REQUEST = Translate this sentence from the regular expression notes into Spanish: "Each command-line argument goes into a separate element of the @ARGV array."

SOURCE DOCUMENT =
Command line arguments.
@ARGV array. Each command-line argument goes into a separate element of the @ARGV array.

printf for Formatted Output
printf "%15s %5d %10.2f\n", $s, $n, $r;
prints $s in a 15-character field, then space, then $n as a decimal integer in a 5-character field, then another space, then $r as a floating-point value with 2 decimal places in a 10-character field, and finally a newline.

Regular Expressions


if (/abc/) {
    print $_;
}

while (<>) {
    if (/ab*c/) {
        print $_;
    }
}

Single-Character Patterns

the dot ".". This matches any single character except newline (\n). For example, the pattern /a./ matches any two-letter sequence that starts with a and is not "a\n".

/[abcde]/ #matches a string containing any one of the first five letters of the lowercase alphabet
/[aeiouAEIOU]/ #matches any of the five vowels in either lower- or uppercase. 
[0-9] #match any single digit
[0-9\-]         # match 0-9, or minus
[a-z0-9]        # match any single lowercase letter or digit
[a-zA-Z0-9_]    # match any single letter, digit, or underscore
[^0-9]        # match any single non-digit
[^aeiouAEIOU] # match any single non-vowel
[^\^]         # match single character except an up-arrow

\d (a digit) [0-9]    \D (digits, not!) [^0-9]

\w (word char) [a-zA-Z0-9_]  \W (words, not!) [^a-zA-Z0-9_]

\s (space char) [ \r\t\n\f]  \S (space, not!) [^ \r\t\n\f]
The \d pattern matches one "digit." The \w pattern matches one "word character",The \s pattern matches one "space" (whitespace)
 \W matches one character that can't be in an identifier, \S matches one character that is not whitespace (including letter, punctuation, control characters, and so on), and \D matches any single nondigit character.

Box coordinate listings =
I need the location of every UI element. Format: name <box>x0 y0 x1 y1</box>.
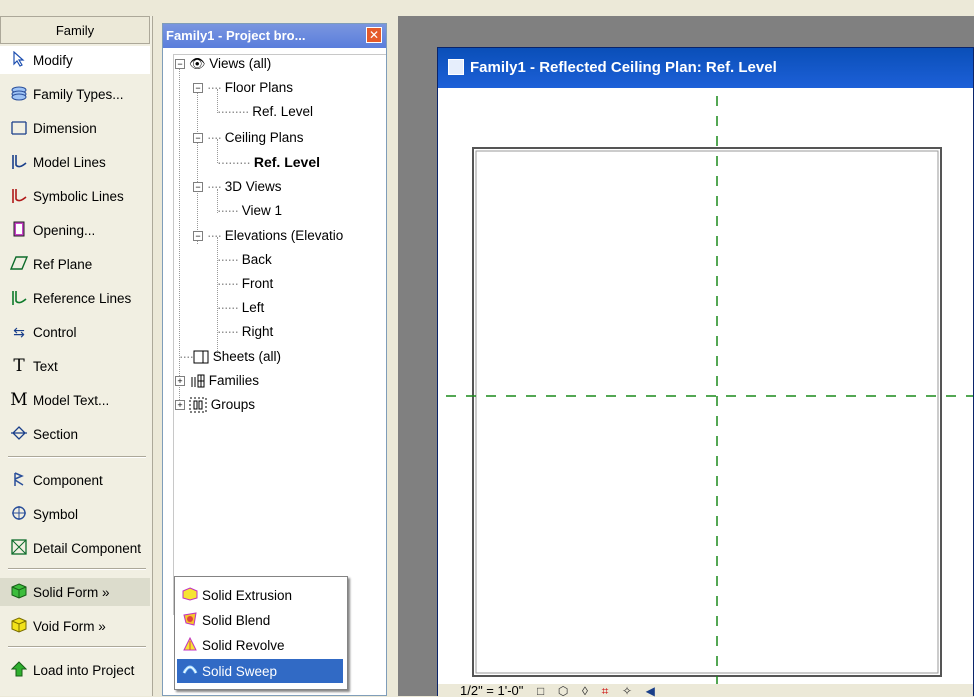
tree-guide-line <box>197 89 198 244</box>
menu-item-solid-revolve[interactable]: Solid Revolve <box>177 633 343 657</box>
model-text-icon: M <box>10 390 28 410</box>
hide-isolate-icon[interactable]: ✧ <box>622 685 632 697</box>
control-button[interactable]: ⇆ Control <box>0 318 150 346</box>
void-form-icon <box>10 617 28 635</box>
project-browser-tree: − 👁 Views (all) − ···· Floor Plans ·······… <box>173 54 386 615</box>
ref-plane-button[interactable]: Ref Plane <box>0 250 150 278</box>
symbol-icon <box>10 505 28 523</box>
expand-icon[interactable]: + <box>175 376 185 387</box>
model-graphics-icon[interactable]: ⬡ <box>558 685 568 697</box>
collapse-icon[interactable]: − <box>175 59 185 70</box>
expand-icon[interactable]: + <box>175 400 185 411</box>
void-form-button[interactable]: Void Form » <box>0 612 150 640</box>
tree-node-families[interactable]: + Families <box>175 372 259 390</box>
load-into-project-icon <box>10 661 28 679</box>
section-icon <box>10 425 28 443</box>
menu-item-solid-blend[interactable]: Solid Blend <box>177 608 343 632</box>
drawing-canvas[interactable] <box>438 88 973 684</box>
modify-button[interactable]: Modify <box>0 46 150 74</box>
load-into-project-button[interactable]: Load into Project <box>0 656 150 684</box>
tree-node-groups[interactable]: + Groups <box>175 396 255 414</box>
model-lines-icon <box>10 153 28 171</box>
tree-node-ceiling-plans[interactable]: − ···· Ceiling Plans <box>193 129 304 147</box>
collapse-icon[interactable]: − <box>193 182 203 193</box>
view-window: Family1 - Reflected Ceiling Plan: Ref. L… <box>437 47 974 697</box>
solid-form-icon <box>10 583 28 601</box>
solid-form-menu: Solid Extrusion Solid Blend Solid Revolv… <box>174 576 348 690</box>
design-bar-tab-family[interactable]: Family <box>0 16 150 44</box>
tree-node-ceiling-ref-level[interactable]: ········· Ref. Level <box>217 153 320 171</box>
model-lines-button[interactable]: Model Lines <box>0 148 150 176</box>
detail-component-icon <box>10 539 28 557</box>
family-boundary <box>472 147 942 677</box>
tree-node-left[interactable]: ······ Left <box>217 299 264 317</box>
design-bar: Family Modify Family Types... Dimension … <box>0 16 153 696</box>
sun-path-icon[interactable]: ◊ <box>582 685 588 697</box>
solid-sweep-icon <box>181 663 199 679</box>
collapse-icon[interactable]: − <box>193 231 203 242</box>
reference-lines-icon <box>10 289 28 307</box>
families-icon <box>189 373 205 388</box>
project-browser-title: Family1 - Project bro... <box>163 24 386 48</box>
family-types-icon <box>10 85 28 103</box>
tree-node-views[interactable]: − 👁 Views (all) <box>175 55 271 73</box>
component-button[interactable]: Component <box>0 466 150 494</box>
solid-extrusion-icon <box>181 587 199 603</box>
control-arrows-icon: ⇆ <box>13 324 25 340</box>
sheet-icon <box>193 349 209 364</box>
design-bar-separator <box>8 456 146 458</box>
solid-blend-icon <box>181 612 199 628</box>
dimension-icon <box>10 119 28 137</box>
arrow-pointer-icon <box>10 50 28 69</box>
symbol-button[interactable]: Symbol <box>0 500 150 528</box>
tree-node-floor-plans[interactable]: − ···· Floor Plans <box>193 79 293 97</box>
text-button[interactable]: T Text <box>0 352 150 380</box>
groups-icon <box>189 397 207 413</box>
view-control-bar: 1/2" = 1'-0" □ ⬡ ◊ ⌗ ✧ ◀ <box>438 684 973 697</box>
close-icon[interactable]: ✕ <box>366 27 382 43</box>
family-types-button[interactable]: Family Types... <box>0 80 150 108</box>
design-bar-separator <box>8 646 146 648</box>
collapse-icon[interactable]: − <box>193 83 203 94</box>
view-window-title: Family1 - Reflected Ceiling Plan: Ref. L… <box>438 48 973 88</box>
detail-level-icon[interactable]: □ <box>537 685 544 697</box>
component-icon <box>10 471 28 489</box>
menu-item-solid-extrusion[interactable]: Solid Extrusion <box>177 583 343 607</box>
opening-button[interactable]: Opening... <box>0 216 150 244</box>
tree-node-elevations[interactable]: − ···· Elevations (Elevatio <box>193 227 343 245</box>
design-bar-separator <box>8 568 146 570</box>
symbolic-lines-icon <box>10 187 28 205</box>
symbolic-lines-button[interactable]: Symbolic Lines <box>0 182 150 210</box>
tree-node-view-1[interactable]: ······ View 1 <box>217 202 282 220</box>
tree-node-right[interactable]: ······ Right <box>217 323 273 341</box>
model-text-button[interactable]: M Model Text... <box>0 386 150 414</box>
eye-icon: 👁 <box>189 56 206 71</box>
reference-lines-button[interactable]: Reference Lines <box>0 284 150 312</box>
tree-node-3d-views[interactable]: − ···· 3D Views <box>193 178 282 196</box>
solid-form-button[interactable]: Solid Form » <box>0 578 150 606</box>
text-icon: T <box>13 356 25 376</box>
tree-node-back[interactable]: ······ Back <box>217 251 272 269</box>
tree-node-floor-ref-level[interactable]: ········· Ref. Level <box>217 103 313 121</box>
collapse-icon[interactable]: − <box>193 133 203 144</box>
section-button[interactable]: Section <box>0 420 150 448</box>
ref-plane-icon <box>9 255 29 273</box>
dimension-button[interactable]: Dimension <box>0 114 150 142</box>
tree-node-front[interactable]: ······ Front <box>217 275 273 293</box>
detail-component-button[interactable]: Detail Component <box>0 534 150 562</box>
menu-item-solid-sweep[interactable]: Solid Sweep <box>177 659 343 683</box>
view-window-icon[interactable] <box>448 59 464 75</box>
crop-view-icon[interactable]: ⌗ <box>602 685 609 697</box>
solid-revolve-icon <box>181 636 199 653</box>
tree-node-sheets[interactable]: ···· Sheets (all) <box>179 348 281 366</box>
opening-icon <box>10 221 28 239</box>
view-scale[interactable]: 1/2" = 1'-0" <box>460 684 523 697</box>
scroll-left-icon[interactable]: ◀ <box>646 685 655 697</box>
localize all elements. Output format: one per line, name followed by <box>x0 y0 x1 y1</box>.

WRITTEN SOLUTION = Cada argumento de la línea de comandos va en un elemento distinto del array @ARGV.